Shows + Snacks vol 1.
Top five shows I’m excited for this spring and where I’ll be stopping for coffee after...
I’ve switched from boots to flats and am itching to purchase tulips from a bodega, so you know it’s spring! The spring is a perfect time to see art in NYC- Sunny? Pop into a gallery for a minute! Rainy? Duck into a museum. While I wouldn’t call myself a caffeine addict, I do adhere to the belief that every good art show should come with a good debrief fueled by a little treat.
1. Carol Bove at the Guggenheim + GLACE (or Patisserie Vanessa)
A well-deserved career retrospective of Swiss-born American Artist Carol Bove, known for her crushed and manipulated steel sculptures. Bove was heavily involved in the curatorial process, thinking of visitor experience; this is reflected in the many couches places throughout the Guggenheim’s gallery niches, and the spacing of the sculptures from the wall, suggesting viewers walk around the pieces and engage with them from all viewpoints. Bove’s love and knowledge of art history was the highlight of the show for me though, featuring parts of the Guggenheim collection from artists like Joan Miró and Bruce Conner as a response to her own work.

(Region annotation records)

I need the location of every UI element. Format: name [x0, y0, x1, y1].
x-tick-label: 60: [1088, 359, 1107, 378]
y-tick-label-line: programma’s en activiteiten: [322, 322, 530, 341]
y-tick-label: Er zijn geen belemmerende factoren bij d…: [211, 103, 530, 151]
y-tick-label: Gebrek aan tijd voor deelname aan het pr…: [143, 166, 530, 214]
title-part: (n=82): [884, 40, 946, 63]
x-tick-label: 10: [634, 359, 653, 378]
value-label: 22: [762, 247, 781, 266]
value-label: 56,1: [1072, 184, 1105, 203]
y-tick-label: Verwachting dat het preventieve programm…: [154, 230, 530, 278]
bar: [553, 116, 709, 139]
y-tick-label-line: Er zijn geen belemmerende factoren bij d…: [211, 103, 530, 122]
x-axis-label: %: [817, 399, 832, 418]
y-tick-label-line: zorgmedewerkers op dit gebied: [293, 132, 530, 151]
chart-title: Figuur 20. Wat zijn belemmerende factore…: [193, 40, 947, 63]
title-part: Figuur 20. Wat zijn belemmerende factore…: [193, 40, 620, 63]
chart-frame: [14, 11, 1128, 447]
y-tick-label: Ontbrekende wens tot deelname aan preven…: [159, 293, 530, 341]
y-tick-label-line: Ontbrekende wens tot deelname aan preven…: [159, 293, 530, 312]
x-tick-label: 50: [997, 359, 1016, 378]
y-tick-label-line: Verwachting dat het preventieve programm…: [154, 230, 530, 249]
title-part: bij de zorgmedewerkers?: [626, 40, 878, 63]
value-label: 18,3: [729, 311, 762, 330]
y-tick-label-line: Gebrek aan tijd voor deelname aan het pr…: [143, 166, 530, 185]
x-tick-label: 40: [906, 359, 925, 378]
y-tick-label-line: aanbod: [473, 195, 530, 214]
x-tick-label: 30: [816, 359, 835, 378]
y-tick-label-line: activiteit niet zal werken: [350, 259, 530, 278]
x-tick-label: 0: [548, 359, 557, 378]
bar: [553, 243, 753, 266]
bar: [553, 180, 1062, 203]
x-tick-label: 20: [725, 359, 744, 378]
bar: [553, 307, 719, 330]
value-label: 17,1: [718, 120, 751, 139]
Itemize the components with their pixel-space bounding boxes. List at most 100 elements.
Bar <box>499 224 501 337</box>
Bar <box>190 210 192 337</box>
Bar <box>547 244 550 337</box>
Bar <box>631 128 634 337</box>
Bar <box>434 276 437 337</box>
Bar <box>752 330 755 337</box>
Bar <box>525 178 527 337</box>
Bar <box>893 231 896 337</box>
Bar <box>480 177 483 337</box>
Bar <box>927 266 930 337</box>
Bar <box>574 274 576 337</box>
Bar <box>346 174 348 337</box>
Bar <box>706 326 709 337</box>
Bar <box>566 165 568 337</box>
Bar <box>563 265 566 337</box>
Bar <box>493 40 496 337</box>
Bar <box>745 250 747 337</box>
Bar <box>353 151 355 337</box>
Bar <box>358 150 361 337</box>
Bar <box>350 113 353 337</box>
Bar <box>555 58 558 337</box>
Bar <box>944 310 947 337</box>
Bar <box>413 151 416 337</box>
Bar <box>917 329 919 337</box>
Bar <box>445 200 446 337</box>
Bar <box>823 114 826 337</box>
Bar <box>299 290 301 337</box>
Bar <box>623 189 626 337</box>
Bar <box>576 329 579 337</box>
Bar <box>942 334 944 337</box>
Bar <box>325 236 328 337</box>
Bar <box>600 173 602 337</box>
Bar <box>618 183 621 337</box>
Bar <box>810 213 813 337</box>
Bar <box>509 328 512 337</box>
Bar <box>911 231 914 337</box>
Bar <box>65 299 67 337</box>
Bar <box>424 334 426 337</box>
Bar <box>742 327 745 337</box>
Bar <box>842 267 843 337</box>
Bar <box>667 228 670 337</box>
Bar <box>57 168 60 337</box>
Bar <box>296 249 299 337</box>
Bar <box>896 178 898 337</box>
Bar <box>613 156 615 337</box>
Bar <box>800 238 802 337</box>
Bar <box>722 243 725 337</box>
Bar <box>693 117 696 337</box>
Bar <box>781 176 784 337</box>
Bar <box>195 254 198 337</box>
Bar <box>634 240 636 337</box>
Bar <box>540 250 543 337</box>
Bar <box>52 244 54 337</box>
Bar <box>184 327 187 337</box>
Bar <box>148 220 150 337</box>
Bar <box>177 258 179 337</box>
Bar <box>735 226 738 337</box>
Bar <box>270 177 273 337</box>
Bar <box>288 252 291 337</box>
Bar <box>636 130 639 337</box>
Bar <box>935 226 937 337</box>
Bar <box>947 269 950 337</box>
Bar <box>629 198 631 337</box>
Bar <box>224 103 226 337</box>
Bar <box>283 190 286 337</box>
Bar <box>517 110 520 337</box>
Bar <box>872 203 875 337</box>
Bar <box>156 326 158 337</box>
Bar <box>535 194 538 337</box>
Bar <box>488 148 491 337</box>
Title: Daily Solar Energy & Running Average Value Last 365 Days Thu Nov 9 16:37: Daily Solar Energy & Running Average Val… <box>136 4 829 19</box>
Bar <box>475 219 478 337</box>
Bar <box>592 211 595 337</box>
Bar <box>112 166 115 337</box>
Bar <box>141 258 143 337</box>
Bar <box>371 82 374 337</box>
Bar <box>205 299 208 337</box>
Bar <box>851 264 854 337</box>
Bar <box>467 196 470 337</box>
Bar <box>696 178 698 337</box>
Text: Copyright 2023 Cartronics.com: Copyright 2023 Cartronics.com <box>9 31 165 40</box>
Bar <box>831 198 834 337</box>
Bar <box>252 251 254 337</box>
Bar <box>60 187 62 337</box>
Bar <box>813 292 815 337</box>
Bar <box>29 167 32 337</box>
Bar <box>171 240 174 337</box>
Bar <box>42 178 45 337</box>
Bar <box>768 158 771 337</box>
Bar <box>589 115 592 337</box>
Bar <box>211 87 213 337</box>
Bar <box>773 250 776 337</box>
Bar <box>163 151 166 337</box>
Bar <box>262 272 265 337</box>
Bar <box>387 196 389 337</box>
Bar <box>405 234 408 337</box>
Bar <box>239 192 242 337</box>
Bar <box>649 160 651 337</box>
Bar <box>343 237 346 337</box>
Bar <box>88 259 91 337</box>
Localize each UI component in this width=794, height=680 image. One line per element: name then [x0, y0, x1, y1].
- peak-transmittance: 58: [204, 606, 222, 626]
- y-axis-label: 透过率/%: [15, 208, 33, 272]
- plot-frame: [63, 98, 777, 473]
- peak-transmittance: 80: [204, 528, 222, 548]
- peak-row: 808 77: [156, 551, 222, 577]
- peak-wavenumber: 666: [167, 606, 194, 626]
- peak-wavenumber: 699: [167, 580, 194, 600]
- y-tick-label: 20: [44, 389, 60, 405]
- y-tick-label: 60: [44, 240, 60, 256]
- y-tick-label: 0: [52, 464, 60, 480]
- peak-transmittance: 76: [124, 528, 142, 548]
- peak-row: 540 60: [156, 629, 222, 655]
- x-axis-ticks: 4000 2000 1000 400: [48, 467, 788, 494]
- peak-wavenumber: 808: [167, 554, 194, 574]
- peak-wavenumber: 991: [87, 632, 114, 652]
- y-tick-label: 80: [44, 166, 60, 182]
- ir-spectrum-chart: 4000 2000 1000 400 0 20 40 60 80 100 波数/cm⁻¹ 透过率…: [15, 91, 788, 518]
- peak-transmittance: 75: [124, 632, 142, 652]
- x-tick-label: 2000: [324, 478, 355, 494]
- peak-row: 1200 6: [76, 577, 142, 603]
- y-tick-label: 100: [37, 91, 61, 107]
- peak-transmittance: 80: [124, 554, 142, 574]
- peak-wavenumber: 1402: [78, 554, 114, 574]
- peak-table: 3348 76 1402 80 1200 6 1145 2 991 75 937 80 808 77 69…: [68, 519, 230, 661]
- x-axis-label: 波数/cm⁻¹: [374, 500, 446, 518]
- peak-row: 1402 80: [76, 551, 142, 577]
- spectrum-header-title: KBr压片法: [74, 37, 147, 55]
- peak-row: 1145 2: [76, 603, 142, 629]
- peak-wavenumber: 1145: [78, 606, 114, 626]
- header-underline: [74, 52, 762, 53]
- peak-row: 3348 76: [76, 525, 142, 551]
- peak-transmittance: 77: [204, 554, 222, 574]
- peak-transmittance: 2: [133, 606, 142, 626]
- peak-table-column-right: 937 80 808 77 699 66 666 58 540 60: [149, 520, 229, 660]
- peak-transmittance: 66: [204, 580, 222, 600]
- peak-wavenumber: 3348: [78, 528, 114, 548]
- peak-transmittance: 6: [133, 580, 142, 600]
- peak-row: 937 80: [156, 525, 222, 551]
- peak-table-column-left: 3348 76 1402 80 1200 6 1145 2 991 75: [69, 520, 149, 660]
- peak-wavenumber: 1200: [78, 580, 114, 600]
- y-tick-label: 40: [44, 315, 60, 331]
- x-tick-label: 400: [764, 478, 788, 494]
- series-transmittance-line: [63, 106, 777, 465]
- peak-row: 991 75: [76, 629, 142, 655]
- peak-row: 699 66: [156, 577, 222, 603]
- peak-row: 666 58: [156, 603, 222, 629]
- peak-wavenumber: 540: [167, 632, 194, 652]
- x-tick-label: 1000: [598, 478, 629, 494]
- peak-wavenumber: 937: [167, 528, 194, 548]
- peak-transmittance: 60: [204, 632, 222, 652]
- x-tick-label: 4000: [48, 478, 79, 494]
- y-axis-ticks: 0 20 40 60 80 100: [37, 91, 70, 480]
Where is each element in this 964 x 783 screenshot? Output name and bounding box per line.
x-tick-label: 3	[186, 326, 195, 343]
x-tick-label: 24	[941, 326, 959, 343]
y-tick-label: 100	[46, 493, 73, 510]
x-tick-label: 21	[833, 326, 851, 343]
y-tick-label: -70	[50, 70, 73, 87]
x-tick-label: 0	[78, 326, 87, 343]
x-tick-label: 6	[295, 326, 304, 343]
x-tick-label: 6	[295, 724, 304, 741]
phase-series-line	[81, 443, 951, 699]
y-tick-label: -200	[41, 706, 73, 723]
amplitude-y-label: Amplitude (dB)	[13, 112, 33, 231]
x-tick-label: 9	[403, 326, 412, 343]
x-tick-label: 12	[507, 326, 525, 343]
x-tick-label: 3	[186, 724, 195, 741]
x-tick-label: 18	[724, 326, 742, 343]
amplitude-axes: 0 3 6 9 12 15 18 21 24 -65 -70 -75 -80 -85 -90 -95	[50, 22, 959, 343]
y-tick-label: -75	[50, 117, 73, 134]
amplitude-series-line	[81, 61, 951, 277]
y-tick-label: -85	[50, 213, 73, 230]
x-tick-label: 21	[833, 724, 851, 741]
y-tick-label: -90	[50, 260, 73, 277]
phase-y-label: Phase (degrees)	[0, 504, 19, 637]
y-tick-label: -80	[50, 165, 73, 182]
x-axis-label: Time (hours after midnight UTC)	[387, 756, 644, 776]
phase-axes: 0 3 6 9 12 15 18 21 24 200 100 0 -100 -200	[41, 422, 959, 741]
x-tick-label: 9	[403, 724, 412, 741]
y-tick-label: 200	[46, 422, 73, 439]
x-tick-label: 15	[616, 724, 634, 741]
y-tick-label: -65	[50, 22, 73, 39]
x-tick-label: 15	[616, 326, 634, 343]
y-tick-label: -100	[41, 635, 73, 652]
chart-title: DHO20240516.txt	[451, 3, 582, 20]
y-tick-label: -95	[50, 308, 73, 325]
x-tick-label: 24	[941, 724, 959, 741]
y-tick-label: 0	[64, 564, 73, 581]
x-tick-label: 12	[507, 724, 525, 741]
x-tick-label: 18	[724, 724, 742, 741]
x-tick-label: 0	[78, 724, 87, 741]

Parts of the exercise:
a - Reproduce the Shows + Snacks post, beginning at the words "Top five shows" and stopping after "(or Patisserie Vanessa)", and switch "tulips" to "daffodils".
b - Summarize the Shows + Snacks post in three sentences.
These rows are separate material, unrelated to the Shows + Snacks post.

Answers for the exercise:
a -
Top five shows I’m excited for this spring and where I’ll be stopping for coffee after...
I’ve switched from boots to flats and am itching to purchase daffodils from a bodega, so you know it’s spring! The spring is a perfect time to see art in NYC- Sunny? Pop into a gallery for a minute! Rainy? Duck into a museum. While I wouldn’t call myself a caffeine addict, I do adhere to the belief that every good art show should come with a good debrief fueled by a little treat.
1. Carol Bove at the Guggenheim + GLACE (or Patisserie Vanessa)

b - Spring is a perfect time to see art in NYC, and every good art show deserves a debrief over a little treat. First on the list is a career retrospective at the Guggenheim of Carol Bove, a Swiss-born American artist known for crushed and manipulated steel sculptures, paired with GLACE or Patisserie Vanessa. Bove's role in the curatorial process shows in the couches and the spacing of the sculptures, though the highlight was her art-historical knowledge, reflected in works from the Guggenheim collection by artists like Joan Miró and Bruce Conner.